::: Recorded information :::

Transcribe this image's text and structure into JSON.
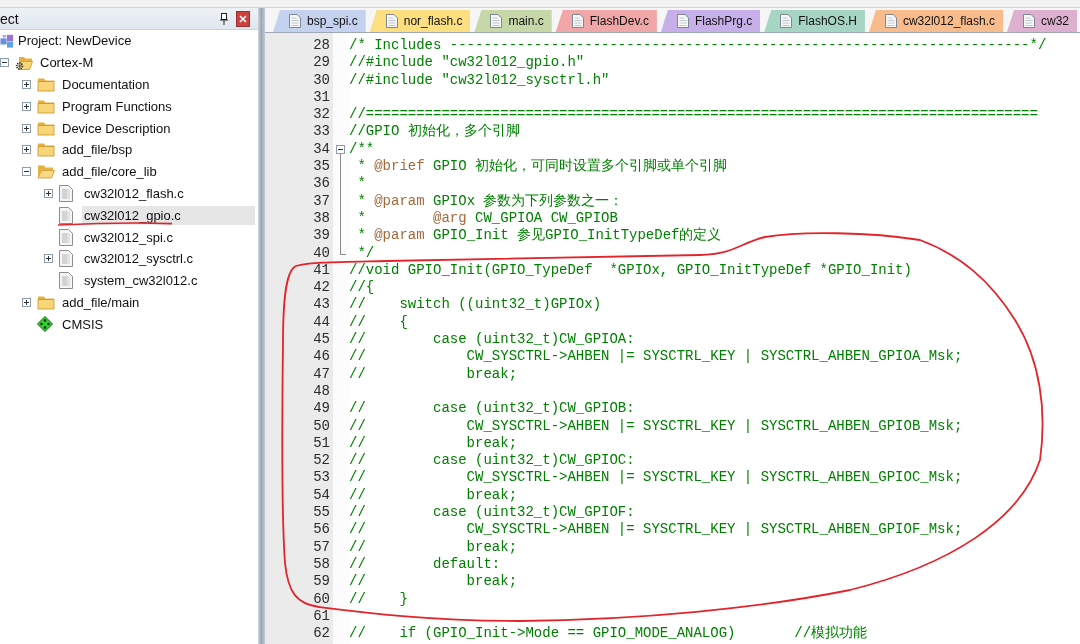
{
  "panel": {
    "title": "ect",
    "tree": [
      {
        "label": "Project: NewDevice",
        "kind": "project",
        "selected": false,
        "underlined": false,
        "children": [
          {
            "label": "Cortex-M",
            "kind": "target",
            "expanded": true,
            "selected": false,
            "underlined": false,
            "children": [
              {
                "label": "Documentation",
                "kind": "group",
                "expanded": false,
                "selected": false,
                "underlined": false
              },
              {
                "label": "Program Functions",
                "kind": "group",
                "expanded": false,
                "selected": false,
                "underlined": false
              },
              {
                "label": "Device Description",
                "kind": "group",
                "expanded": false,
                "selected": false,
                "underlined": false
              },
              {
                "label": "add_file/bsp",
                "kind": "group",
                "expanded": false,
                "selected": false,
                "underlined": false
              },
              {
                "label": "add_file/core_lib",
                "kind": "group",
                "expanded": true,
                "selected": false,
                "underlined": false,
                "children": [
                  {
                    "label": "cw32l012_flash.c",
                    "kind": "file",
                    "expanded": false,
                    "selected": false,
                    "underlined": false
                  },
                  {
                    "label": "cw32l012_gpio.c",
                    "kind": "file",
                    "selected": true,
                    "underlined": true
                  },
                  {
                    "label": "cw32l012_spi.c",
                    "kind": "file",
                    "selected": false,
                    "underlined": false
                  },
                  {
                    "label": "cw32l012_sysctrl.c",
                    "kind": "file",
                    "expanded": false,
                    "selected": false,
                    "underlined": false
                  },
                  {
                    "label": "system_cw32l012.c",
                    "kind": "file",
                    "selected": false,
                    "underlined": false
                  }
                ]
              },
              {
                "label": "add_file/main",
                "kind": "group",
                "expanded": false,
                "selected": false,
                "underlined": false
              },
              {
                "label": "CMSIS",
                "kind": "component",
                "selected": false,
                "underlined": false
              }
            ]
          }
        ]
      }
    ]
  },
  "tabs": [
    {
      "label": "bsp_spi.c",
      "color": "#c4d2f0"
    },
    {
      "label": "nor_flash.c",
      "color": "#fddf80"
    },
    {
      "label": "main.c",
      "color": "#c6d8a8"
    },
    {
      "label": "FlashDev.c",
      "color": "#f1a7a7"
    },
    {
      "label": "FlashPrg.c",
      "color": "#c7b0ea"
    },
    {
      "label": "FlashOS.H",
      "color": "#a6d6c3"
    },
    {
      "label": "cw32l012_flash.c",
      "color": "#f8bb8c"
    },
    {
      "label": "cw32",
      "color": "#deb0cf"
    }
  ],
  "editor": {
    "blocks": [
      {
        "circled": false,
        "lines": [
          {
            "number": "28",
            "tokens": [
              {
                "kind": "comment",
                "text": "/* Includes ---------------------------------------------------------------------*/"
              }
            ]
          },
          {
            "number": "29",
            "tokens": [
              {
                "kind": "comment",
                "text": "//#include \"cw32l012_gpio.h\""
              }
            ]
          },
          {
            "number": "30",
            "tokens": [
              {
                "kind": "comment",
                "text": "//#include \"cw32l012_sysctrl.h\""
              }
            ]
          },
          {
            "number": "31"
          },
          {
            "number": "32",
            "tokens": [
              {
                "kind": "comment",
                "text": "//================================================================================"
              }
            ]
          },
          {
            "number": "33",
            "tokens": [
              {
                "kind": "comment",
                "text": "//GPIO 初始化，多个引脚"
              }
            ]
          },
          {
            "number": "34",
            "expanded": true,
            "tokens": [
              {
                "kind": "comment",
                "text": "/**"
              }
            ],
            "children": [
              {
                "number": "35",
                "tokens": [
                  {
                    "kind": "comment",
                    "text": " * "
                  },
                  {
                    "kind": "doc_tag",
                    "text": "@brief"
                  },
                  {
                    "kind": "comment",
                    "text": " GPIO 初始化，可同时设置多个引脚或单个引脚"
                  }
                ]
              },
              {
                "number": "36",
                "tokens": [
                  {
                    "kind": "comment",
                    "text": " *"
                  }
                ]
              },
              {
                "number": "37",
                "tokens": [
                  {
                    "kind": "comment",
                    "text": " * "
                  },
                  {
                    "kind": "doc_tag",
                    "text": "@param"
                  },
                  {
                    "kind": "comment",
                    "text": " GPIOx 参数为下列参数之一："
                  }
                ]
              },
              {
                "number": "38",
                "tokens": [
                  {
                    "kind": "comment",
                    "text": " *        "
                  },
                  {
                    "kind": "doc_tag",
                    "text": "@arg"
                  },
                  {
                    "kind": "comment",
                    "text": " CW_GPIOA CW_GPIOB"
                  }
                ]
              },
              {
                "number": "39",
                "tokens": [
                  {
                    "kind": "comment",
                    "text": " * "
                  },
                  {
                    "kind": "doc_tag",
                    "text": "@param"
                  },
                  {
                    "kind": "comment",
                    "text": " GPIO_Init 参见GPIO_InitTypeDef的定义"
                  }
                ]
              },
              {
                "number": "40",
                "tokens": [
                  {
                    "kind": "comment",
                    "text": " */"
                  }
                ]
              }
            ]
          }
        ]
      },
      {
        "circled": true,
        "lines": [
          {
            "number": "41",
            "tokens": [
              {
                "kind": "comment",
                "text": "//void GPIO_Init(GPIO_TypeDef  *GPIOx, GPIO_InitTypeDef *GPIO_Init)"
              }
            ]
          },
          {
            "number": "42",
            "tokens": [
              {
                "kind": "comment",
                "text": "//{"
              }
            ]
          },
          {
            "number": "43",
            "tokens": [
              {
                "kind": "comment",
                "text": "//    switch ((uint32_t)GPIOx)"
              }
            ]
          },
          {
            "number": "44",
            "tokens": [
              {
                "kind": "comment",
                "text": "//    {"
              }
            ]
          },
          {
            "number": "45",
            "tokens": [
              {
                "kind": "comment",
                "text": "//        case (uint32_t)CW_GPIOA:"
              }
            ]
          },
          {
            "number": "46",
            "tokens": [
              {
                "kind": "comment",
                "text": "//            CW_SYSCTRL->AHBEN |= SYSCTRL_KEY | SYSCTRL_AHBEN_GPIOA_Msk;"
              }
            ]
          },
          {
            "number": "47",
            "tokens": [
              {
                "kind": "comment",
                "text": "//            break;"
              }
            ]
          },
          {
            "number": "48"
          },
          {
            "number": "49",
            "tokens": [
              {
                "kind": "comment",
                "text": "//        case (uint32_t)CW_GPIOB:"
              }
            ]
          },
          {
            "number": "50",
            "tokens": [
              {
                "kind": "comment",
                "text": "//            CW_SYSCTRL->AHBEN |= SYSCTRL_KEY | SYSCTRL_AHBEN_GPIOB_Msk;"
              }
            ]
          },
          {
            "number": "51",
            "tokens": [
              {
                "kind": "comment",
                "text": "//            break;"
              }
            ]
          },
          {
            "number": "52",
            "tokens": [
              {
                "kind": "comment",
                "text": "//        case (uint32_t)CW_GPIOC:"
              }
            ]
          },
          {
            "number": "53",
            "tokens": [
              {
                "kind": "comment",
                "text": "//            CW_SYSCTRL->AHBEN |= SYSCTRL_KEY | SYSCTRL_AHBEN_GPIOC_Msk;"
              }
            ]
          },
          {
            "number": "54",
            "tokens": [
              {
                "kind": "comment",
                "text": "//            break;"
              }
            ]
          },
          {
            "number": "55",
            "tokens": [
              {
                "kind": "comment",
                "text": "//        case (uint32_t)CW_GPIOF:"
              }
            ]
          },
          {
            "number": "56",
            "tokens": [
              {
                "kind": "comment",
                "text": "//            CW_SYSCTRL->AHBEN |= SYSCTRL_KEY | SYSCTRL_AHBEN_GPIOF_Msk;"
              }
            ]
          },
          {
            "number": "57",
            "tokens": [
              {
                "kind": "comment",
                "text": "//            break;"
              }
            ]
          },
          {
            "number": "58",
            "tokens": [
              {
                "kind": "comment",
                "text": "//        default:"
              }
            ]
          },
          {
            "number": "59",
            "tokens": [
              {
                "kind": "comment",
                "text": "//            break;"
              }
            ]
          },
          {
            "number": "60",
            "tokens": [
              {
                "kind": "comment",
                "text": "//    }"
              }
            ]
          }
        ]
      },
      {
        "circled": false,
        "lines": [
          {
            "number": "61"
          },
          {
            "number": "62",
            "tokens": [
              {
                "kind": "comment",
                "text": "//    if (GPIO_Init->Mode == GPIO_MODE_ANALOG)       //模拟功能"
              }
            ]
          }
        ]
      }
    ]
  }
}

:::

■ What the task asks:
Count the lines in the records above that contain the word "color", and give only the number.

■ Full solution:
8